══ Data shown ══

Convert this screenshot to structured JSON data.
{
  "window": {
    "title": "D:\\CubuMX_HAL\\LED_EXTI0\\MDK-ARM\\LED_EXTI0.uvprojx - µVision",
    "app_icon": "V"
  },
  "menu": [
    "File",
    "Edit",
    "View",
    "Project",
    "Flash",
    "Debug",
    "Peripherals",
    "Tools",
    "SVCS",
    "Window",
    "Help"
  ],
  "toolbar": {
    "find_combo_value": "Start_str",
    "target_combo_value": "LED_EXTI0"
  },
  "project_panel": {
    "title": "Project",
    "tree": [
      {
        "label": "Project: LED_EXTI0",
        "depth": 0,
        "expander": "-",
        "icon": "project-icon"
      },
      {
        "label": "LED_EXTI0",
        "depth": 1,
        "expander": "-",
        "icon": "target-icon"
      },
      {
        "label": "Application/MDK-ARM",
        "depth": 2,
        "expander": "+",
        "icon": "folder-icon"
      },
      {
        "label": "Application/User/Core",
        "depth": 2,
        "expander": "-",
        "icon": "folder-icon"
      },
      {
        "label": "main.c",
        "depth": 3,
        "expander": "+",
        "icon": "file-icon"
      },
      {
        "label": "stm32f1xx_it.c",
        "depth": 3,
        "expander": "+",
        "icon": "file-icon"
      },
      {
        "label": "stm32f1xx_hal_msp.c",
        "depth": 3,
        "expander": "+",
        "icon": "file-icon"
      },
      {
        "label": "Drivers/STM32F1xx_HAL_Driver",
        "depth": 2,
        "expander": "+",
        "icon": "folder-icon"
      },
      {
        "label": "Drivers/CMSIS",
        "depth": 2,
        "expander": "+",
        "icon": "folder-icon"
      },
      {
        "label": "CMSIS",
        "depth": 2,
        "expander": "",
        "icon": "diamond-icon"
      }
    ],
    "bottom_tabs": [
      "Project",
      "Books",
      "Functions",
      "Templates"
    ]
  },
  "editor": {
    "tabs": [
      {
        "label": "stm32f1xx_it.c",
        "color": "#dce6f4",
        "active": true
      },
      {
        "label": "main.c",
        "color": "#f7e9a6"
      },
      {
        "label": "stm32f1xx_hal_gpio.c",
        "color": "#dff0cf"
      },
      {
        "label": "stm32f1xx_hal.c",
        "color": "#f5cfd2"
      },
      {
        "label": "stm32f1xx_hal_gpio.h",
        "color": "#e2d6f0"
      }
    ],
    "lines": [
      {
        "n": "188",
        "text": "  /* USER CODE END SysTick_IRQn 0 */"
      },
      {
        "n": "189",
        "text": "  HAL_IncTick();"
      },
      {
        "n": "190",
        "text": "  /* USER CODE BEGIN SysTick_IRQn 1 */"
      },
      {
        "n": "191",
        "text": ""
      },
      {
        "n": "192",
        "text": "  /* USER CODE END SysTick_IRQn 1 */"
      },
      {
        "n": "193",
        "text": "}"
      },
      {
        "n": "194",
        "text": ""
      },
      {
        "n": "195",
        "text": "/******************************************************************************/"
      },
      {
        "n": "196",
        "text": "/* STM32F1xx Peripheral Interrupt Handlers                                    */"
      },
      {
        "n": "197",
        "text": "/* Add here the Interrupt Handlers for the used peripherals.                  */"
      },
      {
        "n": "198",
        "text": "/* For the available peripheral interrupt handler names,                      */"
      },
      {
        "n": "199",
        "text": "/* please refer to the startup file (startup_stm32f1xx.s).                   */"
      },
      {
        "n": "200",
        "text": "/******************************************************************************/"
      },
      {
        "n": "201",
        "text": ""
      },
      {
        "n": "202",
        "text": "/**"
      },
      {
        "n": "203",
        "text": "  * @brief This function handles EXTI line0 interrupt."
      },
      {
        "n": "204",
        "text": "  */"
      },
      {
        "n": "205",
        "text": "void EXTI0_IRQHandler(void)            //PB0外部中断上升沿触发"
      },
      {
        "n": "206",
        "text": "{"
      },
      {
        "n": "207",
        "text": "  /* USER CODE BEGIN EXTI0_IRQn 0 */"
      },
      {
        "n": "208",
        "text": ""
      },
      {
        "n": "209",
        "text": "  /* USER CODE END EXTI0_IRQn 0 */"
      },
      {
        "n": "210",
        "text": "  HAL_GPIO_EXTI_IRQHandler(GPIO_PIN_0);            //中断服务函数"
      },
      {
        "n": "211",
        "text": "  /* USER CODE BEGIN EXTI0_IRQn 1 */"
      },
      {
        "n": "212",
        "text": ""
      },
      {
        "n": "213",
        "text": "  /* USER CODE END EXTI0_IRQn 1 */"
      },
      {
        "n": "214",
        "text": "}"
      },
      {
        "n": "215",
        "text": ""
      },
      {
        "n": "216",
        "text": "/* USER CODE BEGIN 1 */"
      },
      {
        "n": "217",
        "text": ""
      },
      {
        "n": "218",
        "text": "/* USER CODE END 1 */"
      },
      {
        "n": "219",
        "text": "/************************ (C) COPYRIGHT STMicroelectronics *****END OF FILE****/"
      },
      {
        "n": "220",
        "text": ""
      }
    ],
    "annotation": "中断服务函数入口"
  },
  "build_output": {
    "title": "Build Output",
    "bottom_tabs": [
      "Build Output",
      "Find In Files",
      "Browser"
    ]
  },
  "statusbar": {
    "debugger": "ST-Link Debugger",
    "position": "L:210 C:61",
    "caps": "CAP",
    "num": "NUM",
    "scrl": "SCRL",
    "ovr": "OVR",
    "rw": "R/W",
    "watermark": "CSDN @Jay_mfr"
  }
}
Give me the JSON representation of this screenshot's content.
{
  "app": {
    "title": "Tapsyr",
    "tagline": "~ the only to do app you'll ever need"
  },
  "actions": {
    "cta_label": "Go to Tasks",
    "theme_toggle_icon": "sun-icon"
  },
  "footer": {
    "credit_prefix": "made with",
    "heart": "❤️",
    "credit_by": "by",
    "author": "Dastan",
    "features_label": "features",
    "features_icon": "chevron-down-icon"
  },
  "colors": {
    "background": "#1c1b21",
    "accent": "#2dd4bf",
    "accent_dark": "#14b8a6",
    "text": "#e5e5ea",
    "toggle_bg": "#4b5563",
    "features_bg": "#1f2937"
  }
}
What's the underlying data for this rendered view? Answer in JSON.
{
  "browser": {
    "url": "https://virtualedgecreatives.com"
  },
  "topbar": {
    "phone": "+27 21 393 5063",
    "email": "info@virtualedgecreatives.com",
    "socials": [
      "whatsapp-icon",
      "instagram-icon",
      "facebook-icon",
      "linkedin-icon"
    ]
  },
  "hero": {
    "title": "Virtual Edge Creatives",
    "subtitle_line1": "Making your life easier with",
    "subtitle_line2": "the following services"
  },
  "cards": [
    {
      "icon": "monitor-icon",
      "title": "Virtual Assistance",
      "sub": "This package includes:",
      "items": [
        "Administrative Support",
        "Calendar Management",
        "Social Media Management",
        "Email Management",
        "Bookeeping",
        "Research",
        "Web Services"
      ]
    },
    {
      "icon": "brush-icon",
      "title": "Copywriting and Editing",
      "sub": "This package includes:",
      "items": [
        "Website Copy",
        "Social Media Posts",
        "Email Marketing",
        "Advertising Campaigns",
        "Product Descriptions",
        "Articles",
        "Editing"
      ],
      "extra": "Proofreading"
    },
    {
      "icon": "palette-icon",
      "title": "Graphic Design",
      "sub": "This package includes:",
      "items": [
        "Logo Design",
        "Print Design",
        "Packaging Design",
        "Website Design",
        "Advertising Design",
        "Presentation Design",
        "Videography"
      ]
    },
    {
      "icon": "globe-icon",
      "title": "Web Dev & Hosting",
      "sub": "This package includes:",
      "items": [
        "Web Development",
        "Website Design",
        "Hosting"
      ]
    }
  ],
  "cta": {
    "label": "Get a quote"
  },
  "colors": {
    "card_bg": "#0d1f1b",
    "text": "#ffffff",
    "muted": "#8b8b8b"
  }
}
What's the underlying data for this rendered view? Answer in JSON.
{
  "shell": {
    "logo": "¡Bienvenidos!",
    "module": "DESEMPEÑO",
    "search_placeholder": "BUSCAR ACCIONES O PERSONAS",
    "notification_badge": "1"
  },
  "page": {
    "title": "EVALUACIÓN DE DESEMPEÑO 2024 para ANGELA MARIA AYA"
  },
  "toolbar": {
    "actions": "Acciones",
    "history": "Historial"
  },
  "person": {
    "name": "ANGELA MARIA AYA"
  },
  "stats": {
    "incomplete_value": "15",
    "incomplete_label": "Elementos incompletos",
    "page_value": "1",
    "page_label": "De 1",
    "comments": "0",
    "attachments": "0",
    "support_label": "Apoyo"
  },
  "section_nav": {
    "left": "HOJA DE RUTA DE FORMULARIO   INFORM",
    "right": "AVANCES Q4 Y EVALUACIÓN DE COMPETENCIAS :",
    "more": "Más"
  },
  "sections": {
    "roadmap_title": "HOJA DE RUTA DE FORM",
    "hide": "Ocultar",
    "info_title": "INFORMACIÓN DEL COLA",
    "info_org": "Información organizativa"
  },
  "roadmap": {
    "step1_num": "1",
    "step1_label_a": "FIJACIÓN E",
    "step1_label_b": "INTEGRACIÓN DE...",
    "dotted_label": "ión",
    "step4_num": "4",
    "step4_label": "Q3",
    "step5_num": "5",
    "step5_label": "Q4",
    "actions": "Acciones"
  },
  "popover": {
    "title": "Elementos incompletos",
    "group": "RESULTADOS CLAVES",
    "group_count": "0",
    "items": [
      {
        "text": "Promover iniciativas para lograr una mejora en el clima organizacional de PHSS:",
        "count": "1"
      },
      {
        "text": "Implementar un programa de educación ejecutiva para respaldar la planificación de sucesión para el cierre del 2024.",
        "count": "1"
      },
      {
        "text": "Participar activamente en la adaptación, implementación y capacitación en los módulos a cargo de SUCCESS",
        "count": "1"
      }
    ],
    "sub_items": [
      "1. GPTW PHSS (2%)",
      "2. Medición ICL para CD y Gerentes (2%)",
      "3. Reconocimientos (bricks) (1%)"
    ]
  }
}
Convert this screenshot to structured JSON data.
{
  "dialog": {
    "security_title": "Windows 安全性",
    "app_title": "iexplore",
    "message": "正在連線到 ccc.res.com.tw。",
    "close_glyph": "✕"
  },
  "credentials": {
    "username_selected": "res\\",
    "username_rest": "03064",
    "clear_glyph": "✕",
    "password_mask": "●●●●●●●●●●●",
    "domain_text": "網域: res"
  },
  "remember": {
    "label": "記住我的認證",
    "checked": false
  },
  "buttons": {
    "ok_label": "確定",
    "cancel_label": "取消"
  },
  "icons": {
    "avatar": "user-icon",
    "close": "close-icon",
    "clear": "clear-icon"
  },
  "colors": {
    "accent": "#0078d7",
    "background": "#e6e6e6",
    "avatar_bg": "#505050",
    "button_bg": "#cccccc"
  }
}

═══

• [What the task asks]: Locate each line containing the string "Advertising" and show it.

• [Result of this task]:
        "Advertising Campaigns",
        "Advertising Design",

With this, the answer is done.